INSTRUCTIONS FOR THE TASK: Write out all the data again, exactly as it stands.

[Part of a data file]
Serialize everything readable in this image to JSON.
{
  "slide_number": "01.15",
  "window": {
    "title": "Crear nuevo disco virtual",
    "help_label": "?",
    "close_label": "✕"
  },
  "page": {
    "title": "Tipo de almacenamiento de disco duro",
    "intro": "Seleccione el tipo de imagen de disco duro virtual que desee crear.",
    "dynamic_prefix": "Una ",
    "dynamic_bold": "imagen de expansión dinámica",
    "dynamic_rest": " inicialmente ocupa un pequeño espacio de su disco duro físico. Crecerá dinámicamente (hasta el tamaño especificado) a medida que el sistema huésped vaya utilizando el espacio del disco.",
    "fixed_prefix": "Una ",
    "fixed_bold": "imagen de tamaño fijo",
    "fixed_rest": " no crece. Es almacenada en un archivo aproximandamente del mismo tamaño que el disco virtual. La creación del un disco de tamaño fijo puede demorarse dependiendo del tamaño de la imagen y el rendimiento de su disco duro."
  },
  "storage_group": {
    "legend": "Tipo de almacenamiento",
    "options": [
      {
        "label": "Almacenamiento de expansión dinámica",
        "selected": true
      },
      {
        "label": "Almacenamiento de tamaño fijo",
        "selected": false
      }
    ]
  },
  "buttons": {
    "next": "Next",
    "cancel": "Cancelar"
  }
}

FINAL RESULT:
Serialize everything readable in this image to JSON.
{
  "slide_number": "01.15",
  "window": {
    "title": "Crear nuevo disco virtual",
    "help_label": "?",
    "close_label": "✕"
  },
  "page": {
    "title": "Tipo de almacenamiento de disco duro",
    "intro": "Seleccione el tipo de imagen de disco duro virtual que desee crear.",
    "dynamic_prefix": "Una ",
    "dynamic_bold": "imagen de expansión dinámica",
    "dynamic_rest": " inicialmente ocupa un pequeño espacio de su disco duro físico. Crecerá dinámicamente (hasta el tamaño especificado) a medida que el sistema huésped vaya utilizando el espacio del disco.",
    "fixed_prefix": "Una ",
    "fixed_bold": "imagen de tamaño fijo",
    "fixed_rest": " no crece. Es almacenada en un archivo aproximandamente del mismo tamaño que el disco virtual. La creación del un disco de tamaño fijo puede demorarse dependiendo del tamaño de la imagen y el rendimiento de su disco duro."
  },
  "storage_group": {
    "legend": "Tipo de almacenamiento",
    "options": [
      {
        "label": "Almacenamiento de expansión dinámica",
        "selected": true
      },
      {
        "label": "Almacenamiento de tamaño fijo",
        "selected": false
      }
    ]
  },
  "buttons": {
    "next": "Next",
    "cancel": "Cancelar"
  }
}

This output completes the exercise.